#### Task to carry out
Pick out all lines with the word "title" from the records that follow.

#### Given records

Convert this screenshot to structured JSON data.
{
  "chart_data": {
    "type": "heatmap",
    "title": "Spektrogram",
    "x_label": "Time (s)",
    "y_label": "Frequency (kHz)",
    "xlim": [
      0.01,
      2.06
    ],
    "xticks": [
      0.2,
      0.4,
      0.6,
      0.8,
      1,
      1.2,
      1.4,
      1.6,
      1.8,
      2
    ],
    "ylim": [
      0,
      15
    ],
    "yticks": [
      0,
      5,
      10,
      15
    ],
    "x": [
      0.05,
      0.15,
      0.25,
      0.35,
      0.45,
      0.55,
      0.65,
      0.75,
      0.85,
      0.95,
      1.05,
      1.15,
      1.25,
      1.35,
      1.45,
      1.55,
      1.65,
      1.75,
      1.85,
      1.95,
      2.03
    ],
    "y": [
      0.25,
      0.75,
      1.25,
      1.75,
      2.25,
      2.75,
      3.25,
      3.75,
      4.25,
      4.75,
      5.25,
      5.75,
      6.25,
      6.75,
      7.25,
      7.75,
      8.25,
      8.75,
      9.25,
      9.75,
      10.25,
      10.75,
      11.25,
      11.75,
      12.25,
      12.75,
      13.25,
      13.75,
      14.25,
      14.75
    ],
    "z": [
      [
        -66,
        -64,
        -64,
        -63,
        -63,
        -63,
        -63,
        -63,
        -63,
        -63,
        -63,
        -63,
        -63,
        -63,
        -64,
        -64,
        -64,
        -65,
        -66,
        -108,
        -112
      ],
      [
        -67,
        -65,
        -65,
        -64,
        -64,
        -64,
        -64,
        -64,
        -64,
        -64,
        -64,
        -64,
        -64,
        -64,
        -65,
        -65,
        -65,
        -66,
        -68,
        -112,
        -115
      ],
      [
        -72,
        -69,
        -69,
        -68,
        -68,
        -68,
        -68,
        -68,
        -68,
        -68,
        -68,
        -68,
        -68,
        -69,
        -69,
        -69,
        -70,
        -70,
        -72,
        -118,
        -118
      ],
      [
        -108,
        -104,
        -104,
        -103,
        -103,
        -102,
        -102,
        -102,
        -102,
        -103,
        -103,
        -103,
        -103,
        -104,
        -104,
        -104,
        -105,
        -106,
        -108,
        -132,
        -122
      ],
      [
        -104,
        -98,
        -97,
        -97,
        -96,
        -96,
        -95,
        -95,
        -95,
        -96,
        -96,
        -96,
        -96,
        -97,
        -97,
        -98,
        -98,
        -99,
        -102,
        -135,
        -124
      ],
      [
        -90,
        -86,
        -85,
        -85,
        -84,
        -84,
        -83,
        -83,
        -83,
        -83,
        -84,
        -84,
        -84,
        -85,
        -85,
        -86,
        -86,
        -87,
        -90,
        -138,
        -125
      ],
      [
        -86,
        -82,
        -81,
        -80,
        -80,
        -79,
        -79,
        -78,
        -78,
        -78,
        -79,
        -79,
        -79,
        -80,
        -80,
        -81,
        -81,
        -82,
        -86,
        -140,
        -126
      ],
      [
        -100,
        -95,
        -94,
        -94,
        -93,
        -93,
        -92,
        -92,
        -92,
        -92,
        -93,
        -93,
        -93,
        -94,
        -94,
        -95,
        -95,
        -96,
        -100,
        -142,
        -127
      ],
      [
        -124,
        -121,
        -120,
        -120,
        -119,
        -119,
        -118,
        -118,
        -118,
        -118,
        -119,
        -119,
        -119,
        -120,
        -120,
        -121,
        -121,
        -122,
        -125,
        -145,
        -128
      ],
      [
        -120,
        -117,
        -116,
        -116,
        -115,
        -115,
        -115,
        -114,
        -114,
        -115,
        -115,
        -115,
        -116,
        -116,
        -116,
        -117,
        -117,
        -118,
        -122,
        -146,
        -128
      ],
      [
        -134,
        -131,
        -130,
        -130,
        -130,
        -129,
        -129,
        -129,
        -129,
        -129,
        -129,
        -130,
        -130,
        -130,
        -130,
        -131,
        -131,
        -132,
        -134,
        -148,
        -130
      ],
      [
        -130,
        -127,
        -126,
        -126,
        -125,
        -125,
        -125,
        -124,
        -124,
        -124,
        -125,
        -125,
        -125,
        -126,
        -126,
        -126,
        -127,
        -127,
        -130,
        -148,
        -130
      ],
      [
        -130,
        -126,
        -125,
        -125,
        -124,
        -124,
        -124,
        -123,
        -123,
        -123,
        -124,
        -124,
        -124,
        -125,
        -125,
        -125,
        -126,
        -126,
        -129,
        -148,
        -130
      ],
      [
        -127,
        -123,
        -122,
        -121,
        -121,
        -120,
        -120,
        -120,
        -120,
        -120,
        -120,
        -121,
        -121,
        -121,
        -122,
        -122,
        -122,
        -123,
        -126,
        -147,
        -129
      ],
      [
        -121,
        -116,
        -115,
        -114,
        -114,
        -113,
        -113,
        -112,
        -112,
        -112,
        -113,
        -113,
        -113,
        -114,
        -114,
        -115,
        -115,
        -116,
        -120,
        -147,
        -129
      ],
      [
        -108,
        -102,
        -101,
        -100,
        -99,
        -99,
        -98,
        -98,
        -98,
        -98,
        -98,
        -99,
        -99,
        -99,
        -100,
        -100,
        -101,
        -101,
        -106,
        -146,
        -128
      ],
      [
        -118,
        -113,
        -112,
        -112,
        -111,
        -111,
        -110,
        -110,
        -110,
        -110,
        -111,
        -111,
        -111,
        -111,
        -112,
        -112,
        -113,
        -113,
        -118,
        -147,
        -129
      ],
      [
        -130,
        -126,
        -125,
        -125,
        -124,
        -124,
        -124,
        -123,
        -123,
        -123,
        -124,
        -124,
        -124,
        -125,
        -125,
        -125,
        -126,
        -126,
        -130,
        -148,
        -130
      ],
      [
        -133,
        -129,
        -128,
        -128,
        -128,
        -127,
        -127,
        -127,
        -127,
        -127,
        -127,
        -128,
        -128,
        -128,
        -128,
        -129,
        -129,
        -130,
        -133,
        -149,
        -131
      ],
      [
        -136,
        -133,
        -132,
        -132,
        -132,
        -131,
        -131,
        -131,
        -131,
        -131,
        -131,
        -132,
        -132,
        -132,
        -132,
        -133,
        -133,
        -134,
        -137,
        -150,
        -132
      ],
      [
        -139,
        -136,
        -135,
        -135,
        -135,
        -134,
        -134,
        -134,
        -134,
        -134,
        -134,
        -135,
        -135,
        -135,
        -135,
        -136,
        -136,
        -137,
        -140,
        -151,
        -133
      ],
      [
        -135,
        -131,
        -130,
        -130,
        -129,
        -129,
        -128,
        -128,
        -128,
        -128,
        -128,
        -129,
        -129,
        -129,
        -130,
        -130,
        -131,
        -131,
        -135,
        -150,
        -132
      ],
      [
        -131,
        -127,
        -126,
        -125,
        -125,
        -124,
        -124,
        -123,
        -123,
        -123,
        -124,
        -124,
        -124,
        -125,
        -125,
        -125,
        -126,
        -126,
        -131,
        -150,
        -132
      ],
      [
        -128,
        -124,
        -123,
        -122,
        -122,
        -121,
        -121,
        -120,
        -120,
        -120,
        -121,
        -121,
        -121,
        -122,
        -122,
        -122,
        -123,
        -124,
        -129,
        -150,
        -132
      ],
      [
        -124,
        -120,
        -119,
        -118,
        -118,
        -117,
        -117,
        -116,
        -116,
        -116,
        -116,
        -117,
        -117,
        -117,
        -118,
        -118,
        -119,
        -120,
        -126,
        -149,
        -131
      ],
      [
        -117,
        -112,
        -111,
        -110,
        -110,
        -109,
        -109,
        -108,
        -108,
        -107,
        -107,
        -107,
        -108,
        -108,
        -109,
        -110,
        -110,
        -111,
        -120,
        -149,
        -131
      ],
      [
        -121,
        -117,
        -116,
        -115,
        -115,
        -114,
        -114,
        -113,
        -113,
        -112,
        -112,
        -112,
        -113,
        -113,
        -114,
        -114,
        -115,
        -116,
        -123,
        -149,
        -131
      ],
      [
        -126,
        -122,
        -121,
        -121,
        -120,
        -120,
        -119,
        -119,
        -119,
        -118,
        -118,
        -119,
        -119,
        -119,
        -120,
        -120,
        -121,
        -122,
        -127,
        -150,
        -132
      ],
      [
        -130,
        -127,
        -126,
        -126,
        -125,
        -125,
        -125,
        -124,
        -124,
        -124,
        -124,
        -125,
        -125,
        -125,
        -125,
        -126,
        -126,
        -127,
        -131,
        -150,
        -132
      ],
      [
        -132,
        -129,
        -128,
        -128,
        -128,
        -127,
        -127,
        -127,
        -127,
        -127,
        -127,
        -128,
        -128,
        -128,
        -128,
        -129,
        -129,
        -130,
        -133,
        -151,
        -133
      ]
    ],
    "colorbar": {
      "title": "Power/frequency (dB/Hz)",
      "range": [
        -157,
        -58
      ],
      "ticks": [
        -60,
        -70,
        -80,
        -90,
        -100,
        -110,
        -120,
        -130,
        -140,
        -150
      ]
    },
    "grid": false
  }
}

#### Answer for this exercise
    "title": "Spektrogram",
      "title": "Power/frequency (dB/Hz)",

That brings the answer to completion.